RECORDS FOR THIS TASK →
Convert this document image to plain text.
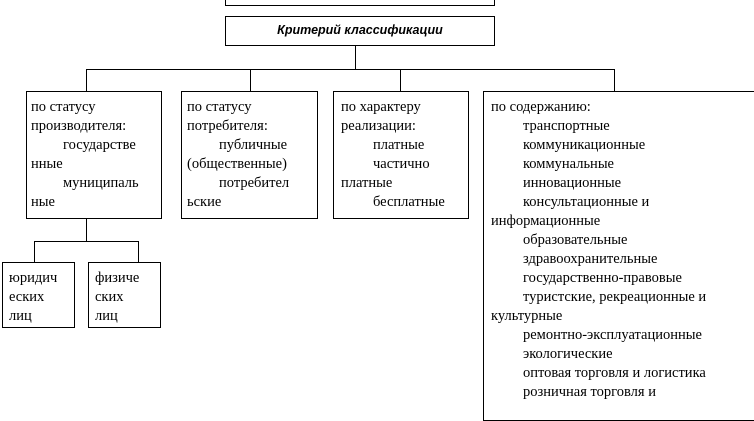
Критерий классификации
по статусу
производителя:
государстве
нные
муниципаль
ные
по статусу
потребителя:
публичные
(общественные)
потребител
ьские
по характеру
реализации:
платные
частично
платные
бесплатные
по содержанию:
транспортные
коммуникационные
коммунальные
инновационные
консультационные и
информационные
образовательные
здравоохранительные
государственно-правовые
туристские, рекреационные и
культурные
ремонтно-эксплуатационные
экологические
оптовая торговля и логистика
розничная торговля и
юридич
еских
лиц
физиче
ских
лиц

PROBLEM REQUIREMENTS → Pick out the lines above that hold the string "торговля" and show them.

RESULT OF THIS EXERCISE →
оптовая торговля и логистика
розничная торговля и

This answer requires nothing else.